**EXERCISE AIM**
Copy out the listing in full, exactly as written, but not its pictures.

Saved entries
+++++

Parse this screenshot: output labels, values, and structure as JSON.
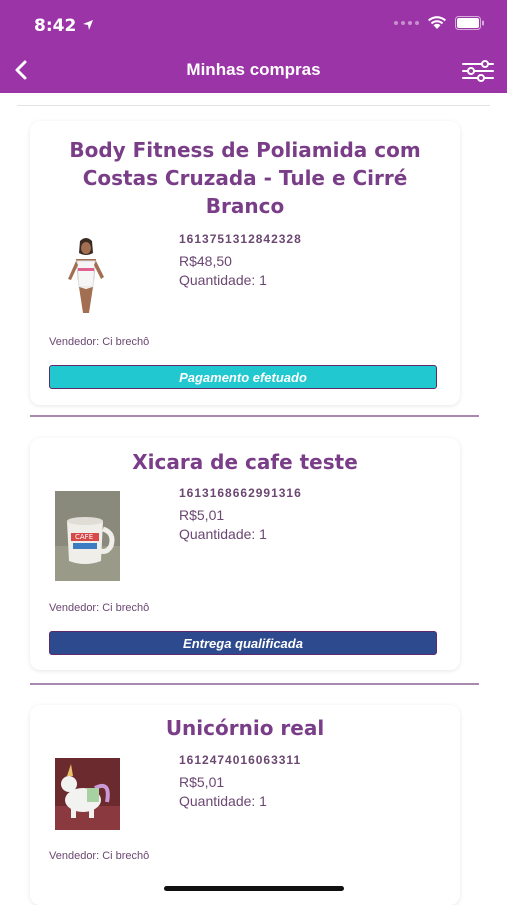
{
  "status_bar": {
    "time": "8:42"
  },
  "nav": {
    "title": "Minhas compras",
    "back_icon": "chevron-left-icon",
    "filter_icon": "sliders-icon"
  },
  "orders": [
    {
      "title_lines": [
        "Body Fitness de Poliamida com",
        "Costas Cruzada - Tule e Cirré",
        "Branco"
      ],
      "id": "1613751312842328",
      "price": "R$48,50",
      "quantity": "Quantidade: 1",
      "seller": "Vendedor: Ci brechô",
      "status": "Pagamento efetuado",
      "status_color": "#21c8cf"
    },
    {
      "title_lines": [
        "Xicara de cafe teste"
      ],
      "id": "1613168662991316",
      "price": "R$5,01",
      "quantity": "Quantidade: 1",
      "seller": "Vendedor: Ci brechô",
      "status": "Entrega qualificada",
      "status_color": "#2e4a8e"
    },
    {
      "title_lines": [
        "Unicórnio real"
      ],
      "id": "1612474016063311",
      "price": "R$5,01",
      "quantity": "Quantidade: 1",
      "seller": "Vendedor: Ci brechô"
    }
  ],
  "colors": {
    "brand": "#9b34a6",
    "text": "#6b4772",
    "title": "#7a3e88"
  }
}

+++++

**EXERCISE RESPONSE**
Parse this screenshot: output labels, values, and structure as JSON.
{
  "status_bar": {
    "time": "8:42"
  },
  "nav": {
    "title": "Minhas compras",
    "back_icon": "chevron-left-icon",
    "filter_icon": "sliders-icon"
  },
  "orders": [
    {
      "title_lines": [
        "Body Fitness de Poliamida com",
        "Costas Cruzada - Tule e Cirré",
        "Branco"
      ],
      "id": "1613751312842328",
      "price": "R$48,50",
      "quantity": "Quantidade: 1",
      "seller": "Vendedor: Ci brechô",
      "status": "Pagamento efetuado",
      "status_color": "#21c8cf"
    },
    {
      "title_lines": [
        "Xicara de cafe teste"
      ],
      "id": "1613168662991316",
      "price": "R$5,01",
      "quantity": "Quantidade: 1",
      "seller": "Vendedor: Ci brechô",
      "status": "Entrega qualificada",
      "status_color": "#2e4a8e"
    },
    {
      "title_lines": [
        "Unicórnio real"
      ],
      "id": "1612474016063311",
      "price": "R$5,01",
      "quantity": "Quantidade: 1",
      "seller": "Vendedor: Ci brechô"
    }
  ],
  "colors": {
    "brand": "#9b34a6",
    "text": "#6b4772",
    "title": "#7a3e88"
  }
}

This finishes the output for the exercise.